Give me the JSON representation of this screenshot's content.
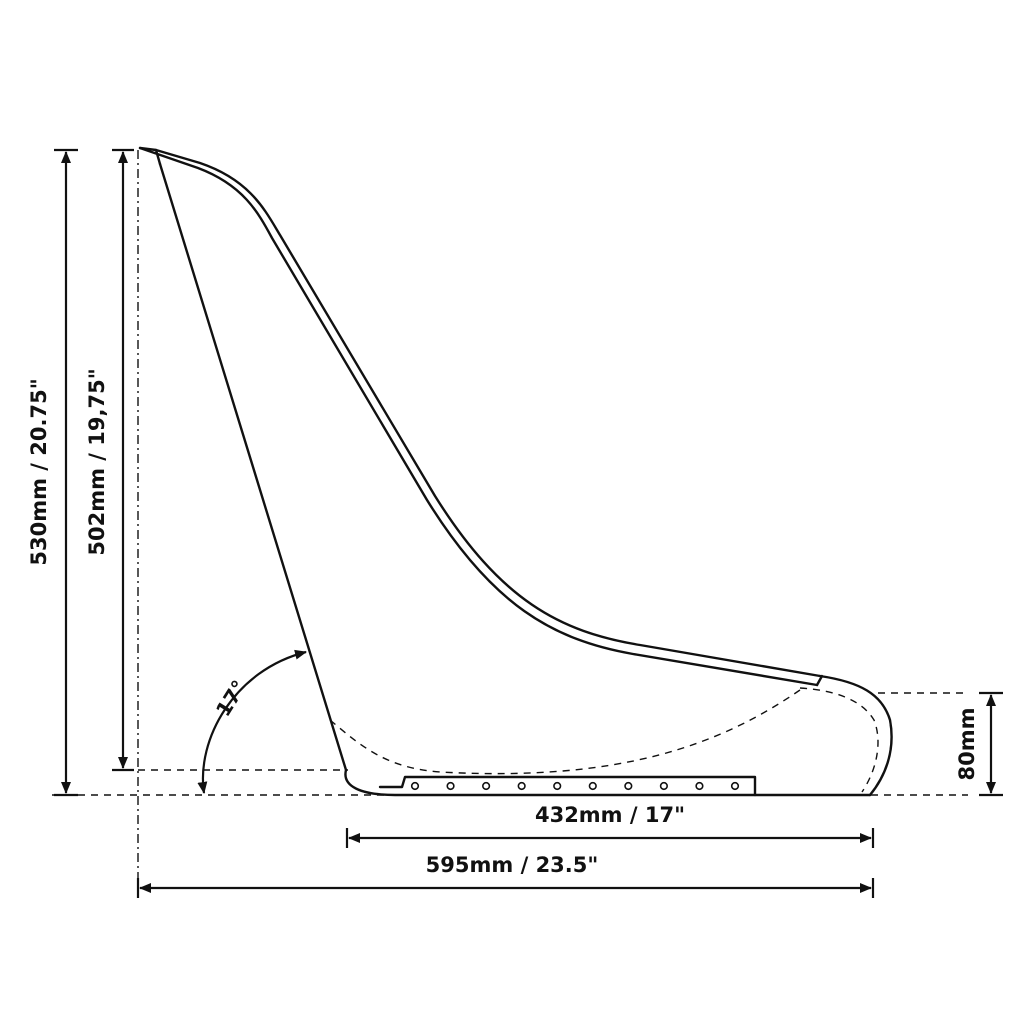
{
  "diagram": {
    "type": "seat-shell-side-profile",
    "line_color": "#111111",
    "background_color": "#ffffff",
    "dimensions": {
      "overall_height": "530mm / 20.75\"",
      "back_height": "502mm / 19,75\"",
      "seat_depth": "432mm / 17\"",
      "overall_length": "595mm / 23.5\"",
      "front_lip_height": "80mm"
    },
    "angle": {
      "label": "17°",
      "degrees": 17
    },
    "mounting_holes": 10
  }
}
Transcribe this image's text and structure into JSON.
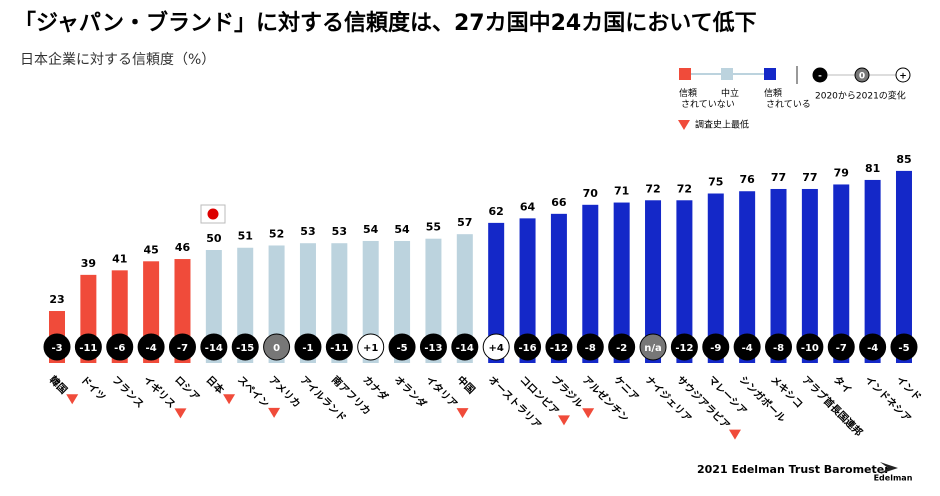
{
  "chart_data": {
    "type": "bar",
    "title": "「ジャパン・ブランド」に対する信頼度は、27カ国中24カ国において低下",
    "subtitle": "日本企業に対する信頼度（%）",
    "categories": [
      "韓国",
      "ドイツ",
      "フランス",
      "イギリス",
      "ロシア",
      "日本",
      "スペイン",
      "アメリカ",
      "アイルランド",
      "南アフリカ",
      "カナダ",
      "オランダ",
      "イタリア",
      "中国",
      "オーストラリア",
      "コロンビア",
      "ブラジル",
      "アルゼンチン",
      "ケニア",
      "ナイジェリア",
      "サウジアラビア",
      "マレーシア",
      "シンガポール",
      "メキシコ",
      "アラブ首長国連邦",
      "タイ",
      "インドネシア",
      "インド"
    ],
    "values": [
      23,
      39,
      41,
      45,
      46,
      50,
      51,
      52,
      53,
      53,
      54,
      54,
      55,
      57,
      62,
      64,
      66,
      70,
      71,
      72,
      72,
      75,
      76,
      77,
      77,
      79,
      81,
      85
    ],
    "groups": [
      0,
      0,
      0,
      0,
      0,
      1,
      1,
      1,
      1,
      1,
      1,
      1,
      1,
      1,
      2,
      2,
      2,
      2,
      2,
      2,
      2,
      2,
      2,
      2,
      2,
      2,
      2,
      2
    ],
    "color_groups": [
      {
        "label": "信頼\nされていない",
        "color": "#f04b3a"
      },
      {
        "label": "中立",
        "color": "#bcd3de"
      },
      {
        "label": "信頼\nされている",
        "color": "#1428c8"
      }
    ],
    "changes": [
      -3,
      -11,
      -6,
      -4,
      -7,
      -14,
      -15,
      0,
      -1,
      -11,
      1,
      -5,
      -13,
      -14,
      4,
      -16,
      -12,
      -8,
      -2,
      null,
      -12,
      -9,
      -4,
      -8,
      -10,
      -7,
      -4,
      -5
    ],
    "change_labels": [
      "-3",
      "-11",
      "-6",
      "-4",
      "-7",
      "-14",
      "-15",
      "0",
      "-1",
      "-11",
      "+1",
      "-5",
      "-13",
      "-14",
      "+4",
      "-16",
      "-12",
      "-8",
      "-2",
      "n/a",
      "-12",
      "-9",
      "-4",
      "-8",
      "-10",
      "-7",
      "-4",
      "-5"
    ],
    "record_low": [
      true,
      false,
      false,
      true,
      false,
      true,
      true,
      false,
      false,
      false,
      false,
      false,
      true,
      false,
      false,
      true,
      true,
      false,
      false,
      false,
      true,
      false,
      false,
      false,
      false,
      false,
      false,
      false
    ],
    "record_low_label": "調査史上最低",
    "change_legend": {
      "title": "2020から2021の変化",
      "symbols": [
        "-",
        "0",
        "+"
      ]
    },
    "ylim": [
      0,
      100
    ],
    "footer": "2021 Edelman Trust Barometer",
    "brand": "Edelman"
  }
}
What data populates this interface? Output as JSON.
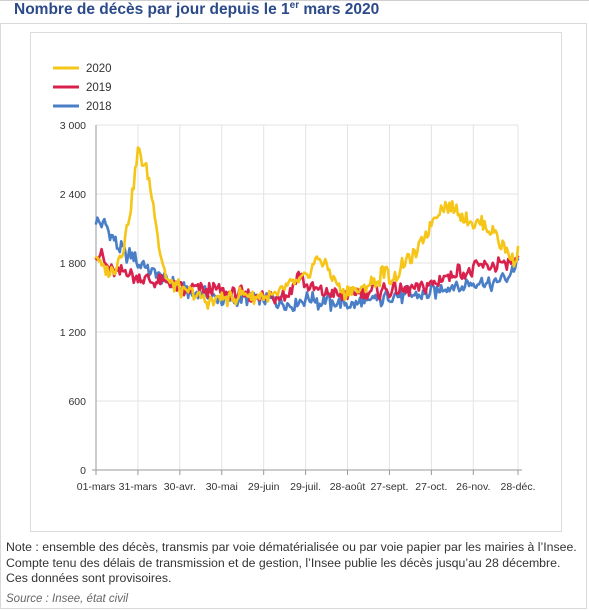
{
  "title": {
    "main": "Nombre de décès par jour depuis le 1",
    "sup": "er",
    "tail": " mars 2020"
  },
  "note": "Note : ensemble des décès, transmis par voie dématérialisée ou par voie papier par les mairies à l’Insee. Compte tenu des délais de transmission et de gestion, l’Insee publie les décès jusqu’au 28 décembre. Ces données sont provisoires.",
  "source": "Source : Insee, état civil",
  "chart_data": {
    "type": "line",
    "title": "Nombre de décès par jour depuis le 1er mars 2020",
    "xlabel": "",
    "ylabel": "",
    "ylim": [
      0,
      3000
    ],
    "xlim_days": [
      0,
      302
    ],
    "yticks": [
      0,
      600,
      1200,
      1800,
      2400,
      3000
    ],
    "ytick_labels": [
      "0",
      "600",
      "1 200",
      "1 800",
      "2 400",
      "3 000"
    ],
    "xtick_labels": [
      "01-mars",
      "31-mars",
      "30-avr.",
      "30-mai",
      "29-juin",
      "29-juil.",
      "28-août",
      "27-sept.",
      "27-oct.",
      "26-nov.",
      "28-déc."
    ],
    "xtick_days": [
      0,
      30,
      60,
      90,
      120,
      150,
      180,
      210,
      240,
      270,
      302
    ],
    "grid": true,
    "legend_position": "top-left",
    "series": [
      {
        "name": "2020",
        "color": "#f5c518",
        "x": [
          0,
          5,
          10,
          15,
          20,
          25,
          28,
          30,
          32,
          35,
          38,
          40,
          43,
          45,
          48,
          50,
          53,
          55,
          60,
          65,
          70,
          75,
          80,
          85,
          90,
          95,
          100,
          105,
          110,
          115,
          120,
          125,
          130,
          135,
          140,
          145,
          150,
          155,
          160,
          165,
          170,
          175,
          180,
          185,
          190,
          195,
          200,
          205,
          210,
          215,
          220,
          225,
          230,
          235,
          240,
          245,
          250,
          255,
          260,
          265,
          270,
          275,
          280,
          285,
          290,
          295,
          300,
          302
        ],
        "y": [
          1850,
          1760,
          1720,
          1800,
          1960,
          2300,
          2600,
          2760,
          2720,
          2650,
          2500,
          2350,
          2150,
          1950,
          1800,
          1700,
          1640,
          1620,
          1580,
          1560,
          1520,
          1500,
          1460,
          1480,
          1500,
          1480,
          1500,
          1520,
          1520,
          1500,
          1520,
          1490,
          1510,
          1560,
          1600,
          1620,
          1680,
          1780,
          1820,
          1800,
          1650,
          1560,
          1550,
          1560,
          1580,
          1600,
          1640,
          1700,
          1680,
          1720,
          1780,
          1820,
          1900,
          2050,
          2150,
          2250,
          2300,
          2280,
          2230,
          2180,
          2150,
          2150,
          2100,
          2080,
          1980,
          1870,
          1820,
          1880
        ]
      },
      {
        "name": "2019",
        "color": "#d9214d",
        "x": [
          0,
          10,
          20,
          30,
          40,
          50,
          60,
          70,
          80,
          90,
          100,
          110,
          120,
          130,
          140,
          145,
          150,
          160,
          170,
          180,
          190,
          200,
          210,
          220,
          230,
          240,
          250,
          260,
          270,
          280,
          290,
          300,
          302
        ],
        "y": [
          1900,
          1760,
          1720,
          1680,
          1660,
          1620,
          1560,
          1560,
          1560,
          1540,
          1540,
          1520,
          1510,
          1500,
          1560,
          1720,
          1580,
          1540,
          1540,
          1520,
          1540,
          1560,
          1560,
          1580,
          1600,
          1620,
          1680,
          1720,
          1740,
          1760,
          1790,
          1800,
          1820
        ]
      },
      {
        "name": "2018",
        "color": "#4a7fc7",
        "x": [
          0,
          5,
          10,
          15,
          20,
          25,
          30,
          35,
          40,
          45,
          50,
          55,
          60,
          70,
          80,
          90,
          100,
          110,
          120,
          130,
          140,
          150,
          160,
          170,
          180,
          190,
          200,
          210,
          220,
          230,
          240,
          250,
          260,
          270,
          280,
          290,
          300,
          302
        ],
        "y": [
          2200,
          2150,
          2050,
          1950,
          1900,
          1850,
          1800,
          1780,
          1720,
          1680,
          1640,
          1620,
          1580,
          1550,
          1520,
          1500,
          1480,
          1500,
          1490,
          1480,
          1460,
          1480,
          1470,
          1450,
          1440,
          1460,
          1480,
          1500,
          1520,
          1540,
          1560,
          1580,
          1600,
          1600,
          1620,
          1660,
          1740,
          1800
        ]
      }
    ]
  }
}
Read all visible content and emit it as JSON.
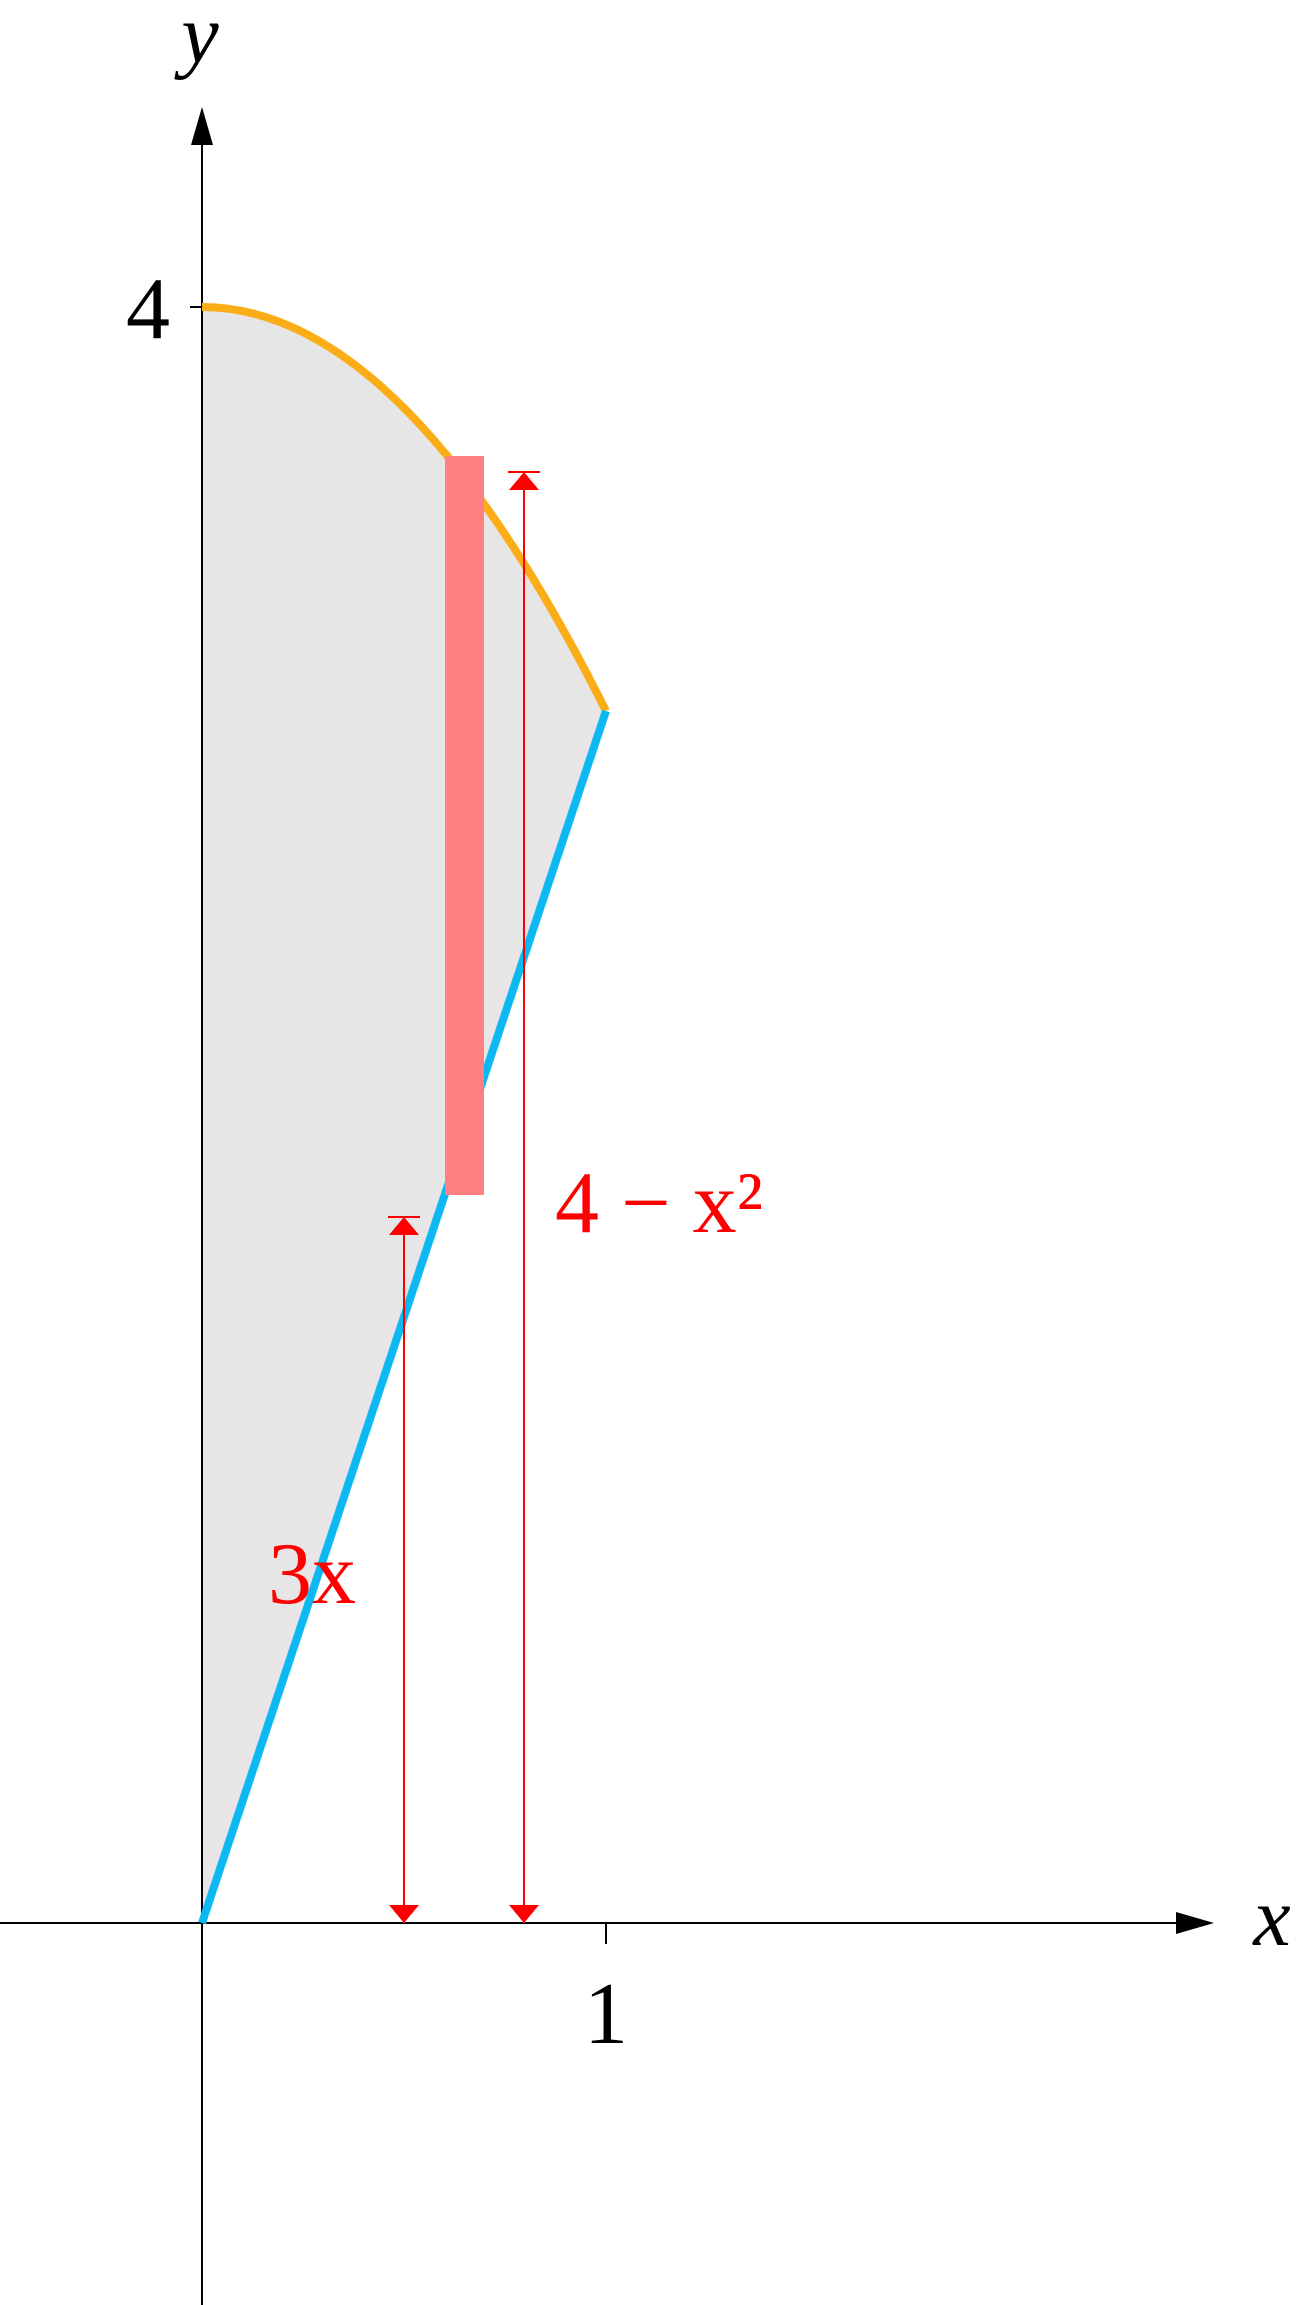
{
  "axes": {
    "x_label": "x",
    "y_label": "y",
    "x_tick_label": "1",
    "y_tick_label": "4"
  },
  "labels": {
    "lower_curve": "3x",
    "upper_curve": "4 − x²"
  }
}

• Set exercise: Filter the entries down to the lines with the word "mars" in them.

• Written response:
    "tail": " mars 2020"
    "title": "Nombre de décès par jour depuis le 1er mars 2020",
      "01-mars",
      "31-mars",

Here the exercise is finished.